* CHALLENGE
Write out each line exactly as given. Leave the pictures out of your copy.

* RECORD EXCERPTS

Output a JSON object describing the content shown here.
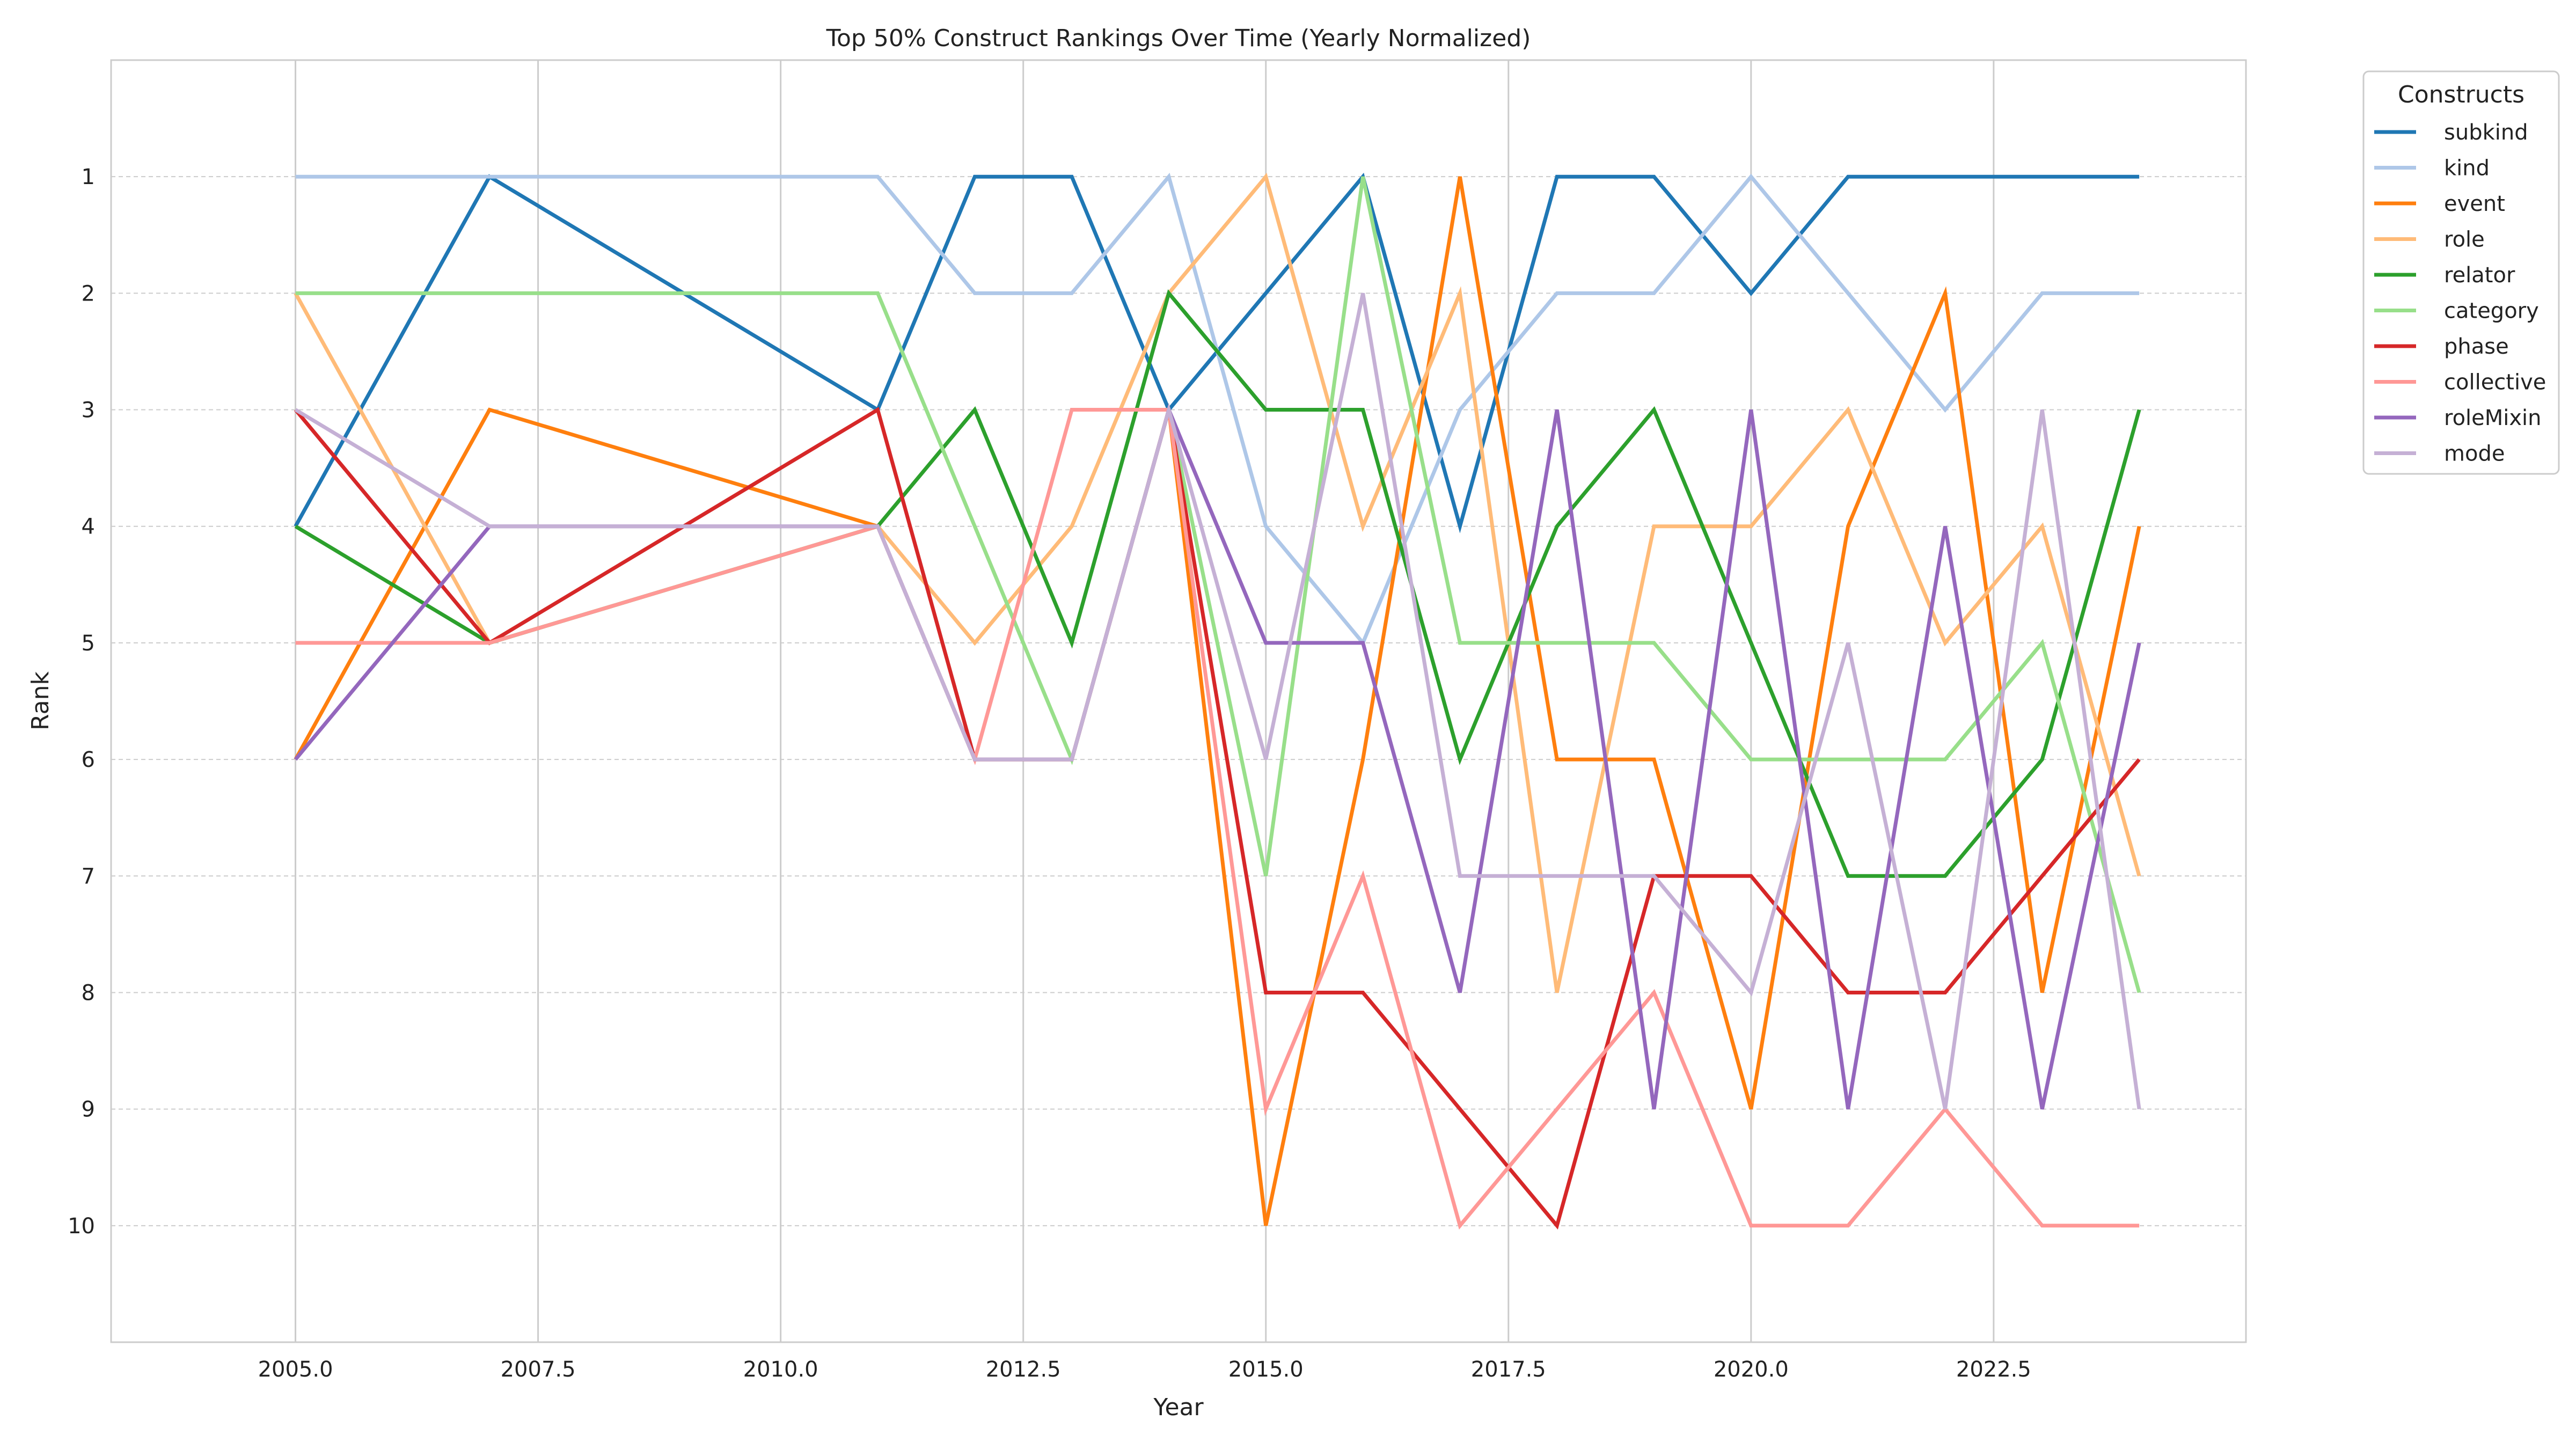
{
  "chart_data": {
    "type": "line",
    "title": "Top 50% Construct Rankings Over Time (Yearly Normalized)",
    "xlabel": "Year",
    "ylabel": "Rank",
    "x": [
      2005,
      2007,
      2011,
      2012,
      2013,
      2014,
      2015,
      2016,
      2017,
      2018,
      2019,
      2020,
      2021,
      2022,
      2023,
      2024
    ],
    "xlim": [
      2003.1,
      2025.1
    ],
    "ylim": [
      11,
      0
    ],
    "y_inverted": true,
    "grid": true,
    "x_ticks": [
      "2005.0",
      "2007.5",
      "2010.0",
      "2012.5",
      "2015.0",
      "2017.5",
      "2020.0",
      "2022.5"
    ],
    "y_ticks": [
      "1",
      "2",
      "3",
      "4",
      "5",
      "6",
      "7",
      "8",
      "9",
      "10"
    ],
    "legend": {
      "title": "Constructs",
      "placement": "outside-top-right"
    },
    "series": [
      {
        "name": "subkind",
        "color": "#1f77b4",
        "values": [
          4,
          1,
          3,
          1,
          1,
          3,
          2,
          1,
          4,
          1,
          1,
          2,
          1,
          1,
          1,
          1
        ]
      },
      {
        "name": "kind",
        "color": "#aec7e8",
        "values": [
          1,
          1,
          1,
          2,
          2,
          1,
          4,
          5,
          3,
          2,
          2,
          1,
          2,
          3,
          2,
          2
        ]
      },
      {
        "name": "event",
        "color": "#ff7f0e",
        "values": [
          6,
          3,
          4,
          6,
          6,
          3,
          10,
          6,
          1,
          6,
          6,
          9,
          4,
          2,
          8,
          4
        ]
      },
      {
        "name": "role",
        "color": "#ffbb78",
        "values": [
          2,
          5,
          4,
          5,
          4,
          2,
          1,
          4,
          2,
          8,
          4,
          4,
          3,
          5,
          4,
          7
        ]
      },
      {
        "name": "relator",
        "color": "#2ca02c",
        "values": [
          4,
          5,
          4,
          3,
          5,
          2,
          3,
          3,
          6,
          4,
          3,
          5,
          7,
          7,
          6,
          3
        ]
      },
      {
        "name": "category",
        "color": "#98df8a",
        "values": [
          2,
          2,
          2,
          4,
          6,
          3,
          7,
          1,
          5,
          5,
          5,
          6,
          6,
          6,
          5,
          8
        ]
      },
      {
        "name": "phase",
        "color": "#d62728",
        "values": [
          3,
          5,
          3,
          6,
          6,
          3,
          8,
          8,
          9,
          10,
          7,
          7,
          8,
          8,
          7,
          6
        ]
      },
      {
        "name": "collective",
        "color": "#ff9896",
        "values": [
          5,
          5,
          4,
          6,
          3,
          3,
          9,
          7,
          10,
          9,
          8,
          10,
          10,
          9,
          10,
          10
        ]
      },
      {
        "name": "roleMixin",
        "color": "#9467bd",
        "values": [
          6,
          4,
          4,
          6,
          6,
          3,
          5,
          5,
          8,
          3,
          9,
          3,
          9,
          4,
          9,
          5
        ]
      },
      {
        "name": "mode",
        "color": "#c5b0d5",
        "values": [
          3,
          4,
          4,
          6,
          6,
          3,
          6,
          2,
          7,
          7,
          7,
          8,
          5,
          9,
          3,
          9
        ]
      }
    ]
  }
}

* ANSWER IN FULL
Output a JSON object describing the content shown here.
{
  "chart_data": {
    "type": "line",
    "title": "Top 50% Construct Rankings Over Time (Yearly Normalized)",
    "xlabel": "Year",
    "ylabel": "Rank",
    "x": [
      2005,
      2007,
      2011,
      2012,
      2013,
      2014,
      2015,
      2016,
      2017,
      2018,
      2019,
      2020,
      2021,
      2022,
      2023,
      2024
    ],
    "xlim": [
      2003.1,
      2025.1
    ],
    "ylim": [
      11,
      0
    ],
    "y_inverted": true,
    "grid": true,
    "x_ticks": [
      "2005.0",
      "2007.5",
      "2010.0",
      "2012.5",
      "2015.0",
      "2017.5",
      "2020.0",
      "2022.5"
    ],
    "y_ticks": [
      "1",
      "2",
      "3",
      "4",
      "5",
      "6",
      "7",
      "8",
      "9",
      "10"
    ],
    "legend": {
      "title": "Constructs",
      "placement": "outside-top-right"
    },
    "series": [
      {
        "name": "subkind",
        "color": "#1f77b4",
        "values": [
          4,
          1,
          3,
          1,
          1,
          3,
          2,
          1,
          4,
          1,
          1,
          2,
          1,
          1,
          1,
          1
        ]
      },
      {
        "name": "kind",
        "color": "#aec7e8",
        "values": [
          1,
          1,
          1,
          2,
          2,
          1,
          4,
          5,
          3,
          2,
          2,
          1,
          2,
          3,
          2,
          2
        ]
      },
      {
        "name": "event",
        "color": "#ff7f0e",
        "values": [
          6,
          3,
          4,
          6,
          6,
          3,
          10,
          6,
          1,
          6,
          6,
          9,
          4,
          2,
          8,
          4
        ]
      },
      {
        "name": "role",
        "color": "#ffbb78",
        "values": [
          2,
          5,
          4,
          5,
          4,
          2,
          1,
          4,
          2,
          8,
          4,
          4,
          3,
          5,
          4,
          7
        ]
      },
      {
        "name": "relator",
        "color": "#2ca02c",
        "values": [
          4,
          5,
          4,
          3,
          5,
          2,
          3,
          3,
          6,
          4,
          3,
          5,
          7,
          7,
          6,
          3
        ]
      },
      {
        "name": "category",
        "color": "#98df8a",
        "values": [
          2,
          2,
          2,
          4,
          6,
          3,
          7,
          1,
          5,
          5,
          5,
          6,
          6,
          6,
          5,
          8
        ]
      },
      {
        "name": "phase",
        "color": "#d62728",
        "values": [
          3,
          5,
          3,
          6,
          6,
          3,
          8,
          8,
          9,
          10,
          7,
          7,
          8,
          8,
          7,
          6
        ]
      },
      {
        "name": "collective",
        "color": "#ff9896",
        "values": [
          5,
          5,
          4,
          6,
          3,
          3,
          9,
          7,
          10,
          9,
          8,
          10,
          10,
          9,
          10,
          10
        ]
      },
      {
        "name": "roleMixin",
        "color": "#9467bd",
        "values": [
          6,
          4,
          4,
          6,
          6,
          3,
          5,
          5,
          8,
          3,
          9,
          3,
          9,
          4,
          9,
          5
        ]
      },
      {
        "name": "mode",
        "color": "#c5b0d5",
        "values": [
          3,
          4,
          4,
          6,
          6,
          3,
          6,
          2,
          7,
          7,
          7,
          8,
          5,
          9,
          3,
          9
        ]
      }
    ]
  }
}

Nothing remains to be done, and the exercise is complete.